* START Records for this task *
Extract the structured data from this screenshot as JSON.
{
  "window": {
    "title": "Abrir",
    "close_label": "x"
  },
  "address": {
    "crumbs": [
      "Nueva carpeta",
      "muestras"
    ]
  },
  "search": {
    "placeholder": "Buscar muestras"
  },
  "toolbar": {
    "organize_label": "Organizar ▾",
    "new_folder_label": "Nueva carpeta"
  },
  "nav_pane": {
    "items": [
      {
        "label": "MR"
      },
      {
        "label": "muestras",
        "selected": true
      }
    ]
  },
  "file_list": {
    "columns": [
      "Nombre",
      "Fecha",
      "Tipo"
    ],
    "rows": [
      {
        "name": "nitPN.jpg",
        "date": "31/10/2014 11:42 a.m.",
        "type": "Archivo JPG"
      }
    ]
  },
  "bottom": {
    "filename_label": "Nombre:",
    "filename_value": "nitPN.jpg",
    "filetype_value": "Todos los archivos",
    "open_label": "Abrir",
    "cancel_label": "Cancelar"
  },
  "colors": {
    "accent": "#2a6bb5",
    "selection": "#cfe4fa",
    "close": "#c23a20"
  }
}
* END Records for this task *
> **Goal of the exercise**
Make an exact copy of the data above.

> **The completed task**
Extract the structured data from this screenshot as JSON.
{
  "window": {
    "title": "Abrir",
    "close_label": "x"
  },
  "address": {
    "crumbs": [
      "Nueva carpeta",
      "muestras"
    ]
  },
  "search": {
    "placeholder": "Buscar muestras"
  },
  "toolbar": {
    "organize_label": "Organizar ▾",
    "new_folder_label": "Nueva carpeta"
  },
  "nav_pane": {
    "items": [
      {
        "label": "MR"
      },
      {
        "label": "muestras",
        "selected": true
      }
    ]
  },
  "file_list": {
    "columns": [
      "Nombre",
      "Fecha",
      "Tipo"
    ],
    "rows": [
      {
        "name": "nitPN.jpg",
        "date": "31/10/2014 11:42 a.m.",
        "type": "Archivo JPG"
      }
    ]
  },
  "bottom": {
    "filename_label": "Nombre:",
    "filename_value": "nitPN.jpg",
    "filetype_value": "Todos los archivos",
    "open_label": "Abrir",
    "cancel_label": "Cancelar"
  },
  "colors": {
    "accent": "#2a6bb5",
    "selection": "#cfe4fa",
    "close": "#c23a20"
  }
}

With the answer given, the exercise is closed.